### GOAL:
Scan each line of the records for the word "назад" and extract the ones that have it.

━━━

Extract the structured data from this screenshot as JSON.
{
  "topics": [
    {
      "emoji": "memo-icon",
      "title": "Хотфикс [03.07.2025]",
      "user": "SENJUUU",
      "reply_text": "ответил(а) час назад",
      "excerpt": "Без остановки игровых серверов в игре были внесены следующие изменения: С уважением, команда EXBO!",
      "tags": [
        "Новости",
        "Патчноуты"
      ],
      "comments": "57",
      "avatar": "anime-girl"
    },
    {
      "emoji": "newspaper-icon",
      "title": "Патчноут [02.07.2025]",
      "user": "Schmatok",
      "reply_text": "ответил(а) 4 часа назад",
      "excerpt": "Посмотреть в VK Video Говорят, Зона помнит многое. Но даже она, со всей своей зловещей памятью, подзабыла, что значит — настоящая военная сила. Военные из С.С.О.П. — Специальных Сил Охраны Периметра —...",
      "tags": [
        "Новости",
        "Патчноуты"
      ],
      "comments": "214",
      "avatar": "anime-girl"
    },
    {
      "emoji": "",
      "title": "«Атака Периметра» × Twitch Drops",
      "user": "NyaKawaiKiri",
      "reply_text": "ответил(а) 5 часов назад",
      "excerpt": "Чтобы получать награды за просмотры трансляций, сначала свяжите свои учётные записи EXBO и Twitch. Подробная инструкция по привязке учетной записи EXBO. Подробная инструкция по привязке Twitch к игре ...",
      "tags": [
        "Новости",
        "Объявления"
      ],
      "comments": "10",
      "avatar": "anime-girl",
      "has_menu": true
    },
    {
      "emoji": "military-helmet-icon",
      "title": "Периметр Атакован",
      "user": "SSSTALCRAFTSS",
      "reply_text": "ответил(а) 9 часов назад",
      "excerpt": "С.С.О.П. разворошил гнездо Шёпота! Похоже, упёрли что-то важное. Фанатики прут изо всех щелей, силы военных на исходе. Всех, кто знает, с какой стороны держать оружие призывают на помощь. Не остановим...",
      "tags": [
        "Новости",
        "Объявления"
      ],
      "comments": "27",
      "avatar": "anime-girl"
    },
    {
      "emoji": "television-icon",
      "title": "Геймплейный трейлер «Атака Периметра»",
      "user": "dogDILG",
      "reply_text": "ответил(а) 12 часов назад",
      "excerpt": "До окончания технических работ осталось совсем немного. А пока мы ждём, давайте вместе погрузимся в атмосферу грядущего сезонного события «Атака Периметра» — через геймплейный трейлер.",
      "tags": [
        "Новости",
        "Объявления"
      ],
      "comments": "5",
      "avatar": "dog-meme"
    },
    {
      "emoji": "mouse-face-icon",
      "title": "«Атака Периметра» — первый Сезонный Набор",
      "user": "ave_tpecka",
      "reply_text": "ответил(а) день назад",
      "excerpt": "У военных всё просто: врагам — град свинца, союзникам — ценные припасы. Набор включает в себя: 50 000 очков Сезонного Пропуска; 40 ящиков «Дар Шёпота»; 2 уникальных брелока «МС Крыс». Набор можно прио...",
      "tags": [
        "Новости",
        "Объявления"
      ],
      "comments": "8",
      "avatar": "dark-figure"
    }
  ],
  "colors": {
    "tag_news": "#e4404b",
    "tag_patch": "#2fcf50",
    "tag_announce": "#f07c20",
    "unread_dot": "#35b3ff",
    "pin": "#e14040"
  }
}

━━━

### CORRECT RESPONSE:
      "reply_text": "ответил(а) час назад",
      "reply_text": "ответил(а) 4 часа назад",
      "reply_text": "ответил(а) 5 часов назад",
      "reply_text": "ответил(а) 9 часов назад",
      "reply_text": "ответил(а) 12 часов назад",
      "reply_text": "ответил(а) день назад",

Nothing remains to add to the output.